GIVEN INSTRUCTION ▸ Output all of the records exactly as written.
── RECORD SET
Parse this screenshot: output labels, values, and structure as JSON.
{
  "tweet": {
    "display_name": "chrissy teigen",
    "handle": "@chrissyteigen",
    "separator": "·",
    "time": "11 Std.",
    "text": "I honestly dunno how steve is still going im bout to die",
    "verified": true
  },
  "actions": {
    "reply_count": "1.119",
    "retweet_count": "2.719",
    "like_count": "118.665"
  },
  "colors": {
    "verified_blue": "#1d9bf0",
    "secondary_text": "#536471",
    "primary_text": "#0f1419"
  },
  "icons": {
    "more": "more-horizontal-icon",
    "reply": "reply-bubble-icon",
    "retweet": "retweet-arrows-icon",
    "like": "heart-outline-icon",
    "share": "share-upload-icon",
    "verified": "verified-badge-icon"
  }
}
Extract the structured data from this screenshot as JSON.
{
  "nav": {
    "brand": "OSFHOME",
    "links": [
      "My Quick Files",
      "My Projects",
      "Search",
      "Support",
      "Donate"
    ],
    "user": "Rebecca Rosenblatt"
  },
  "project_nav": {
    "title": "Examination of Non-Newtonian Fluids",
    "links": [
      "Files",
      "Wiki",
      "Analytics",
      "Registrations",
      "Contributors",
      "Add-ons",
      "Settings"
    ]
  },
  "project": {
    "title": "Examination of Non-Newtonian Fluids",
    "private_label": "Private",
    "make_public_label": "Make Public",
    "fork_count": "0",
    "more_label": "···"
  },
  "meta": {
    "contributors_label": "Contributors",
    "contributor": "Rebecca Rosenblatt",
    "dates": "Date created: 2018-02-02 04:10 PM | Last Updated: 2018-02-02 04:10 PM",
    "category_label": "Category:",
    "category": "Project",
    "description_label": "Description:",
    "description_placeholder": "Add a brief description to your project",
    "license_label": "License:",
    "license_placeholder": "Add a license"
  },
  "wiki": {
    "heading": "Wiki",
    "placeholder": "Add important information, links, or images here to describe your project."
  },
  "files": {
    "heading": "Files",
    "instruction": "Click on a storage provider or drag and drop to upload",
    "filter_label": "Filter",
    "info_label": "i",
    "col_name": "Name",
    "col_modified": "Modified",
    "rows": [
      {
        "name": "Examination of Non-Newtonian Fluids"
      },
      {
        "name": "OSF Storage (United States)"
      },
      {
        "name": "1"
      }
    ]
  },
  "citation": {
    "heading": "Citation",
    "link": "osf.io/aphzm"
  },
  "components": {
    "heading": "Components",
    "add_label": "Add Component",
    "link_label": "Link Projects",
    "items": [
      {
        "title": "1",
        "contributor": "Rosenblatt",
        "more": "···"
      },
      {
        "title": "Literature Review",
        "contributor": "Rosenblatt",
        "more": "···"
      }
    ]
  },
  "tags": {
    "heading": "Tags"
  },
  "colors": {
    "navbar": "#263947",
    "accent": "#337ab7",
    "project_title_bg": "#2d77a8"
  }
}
────
RESPONSE TO THE EXERCISE ▸
Parse this screenshot: output labels, values, and structure as JSON.
{
  "tweet": {
    "display_name": "chrissy teigen",
    "handle": "@chrissyteigen",
    "separator": "·",
    "time": "11 Std.",
    "text": "I honestly dunno how steve is still going im bout to die",
    "verified": true
  },
  "actions": {
    "reply_count": "1.119",
    "retweet_count": "2.719",
    "like_count": "118.665"
  },
  "colors": {
    "verified_blue": "#1d9bf0",
    "secondary_text": "#536471",
    "primary_text": "#0f1419"
  },
  "icons": {
    "more": "more-horizontal-icon",
    "reply": "reply-bubble-icon",
    "retweet": "retweet-arrows-icon",
    "like": "heart-outline-icon",
    "share": "share-upload-icon",
    "verified": "verified-badge-icon"
  }
}
Extract the structured data from this screenshot as JSON.
{
  "nav": {
    "brand": "OSFHOME",
    "links": [
      "My Quick Files",
      "My Projects",
      "Search",
      "Support",
      "Donate"
    ],
    "user": "Rebecca Rosenblatt"
  },
  "project_nav": {
    "title": "Examination of Non-Newtonian Fluids",
    "links": [
      "Files",
      "Wiki",
      "Analytics",
      "Registrations",
      "Contributors",
      "Add-ons",
      "Settings"
    ]
  },
  "project": {
    "title": "Examination of Non-Newtonian Fluids",
    "private_label": "Private",
    "make_public_label": "Make Public",
    "fork_count": "0",
    "more_label": "···"
  },
  "meta": {
    "contributors_label": "Contributors",
    "contributor": "Rebecca Rosenblatt",
    "dates": "Date created: 2018-02-02 04:10 PM | Last Updated: 2018-02-02 04:10 PM",
    "category_label": "Category:",
    "category": "Project",
    "description_label": "Description:",
    "description_placeholder": "Add a brief description to your project",
    "license_label": "License:",
    "license_placeholder": "Add a license"
  },
  "wiki": {
    "heading": "Wiki",
    "placeholder": "Add important information, links, or images here to describe your project."
  },
  "files": {
    "heading": "Files",
    "instruction": "Click on a storage provider or drag and drop to upload",
    "filter_label": "Filter",
    "info_label": "i",
    "col_name": "Name",
    "col_modified": "Modified",
    "rows": [
      {
        "name": "Examination of Non-Newtonian Fluids"
      },
      {
        "name": "OSF Storage (United States)"
      },
      {
        "name": "1"
      }
    ]
  },
  "citation": {
    "heading": "Citation",
    "link": "osf.io/aphzm"
  },
  "components": {
    "heading": "Components",
    "add_label": "Add Component",
    "link_label": "Link Projects",
    "items": [
      {
        "title": "1",
        "contributor": "Rosenblatt",
        "more": "···"
      },
      {
        "title": "Literature Review",
        "contributor": "Rosenblatt",
        "more": "···"
      }
    ]
  },
  "tags": {
    "heading": "Tags"
  },
  "colors": {
    "navbar": "#263947",
    "accent": "#337ab7",
    "project_title_bg": "#2d77a8"
  }
}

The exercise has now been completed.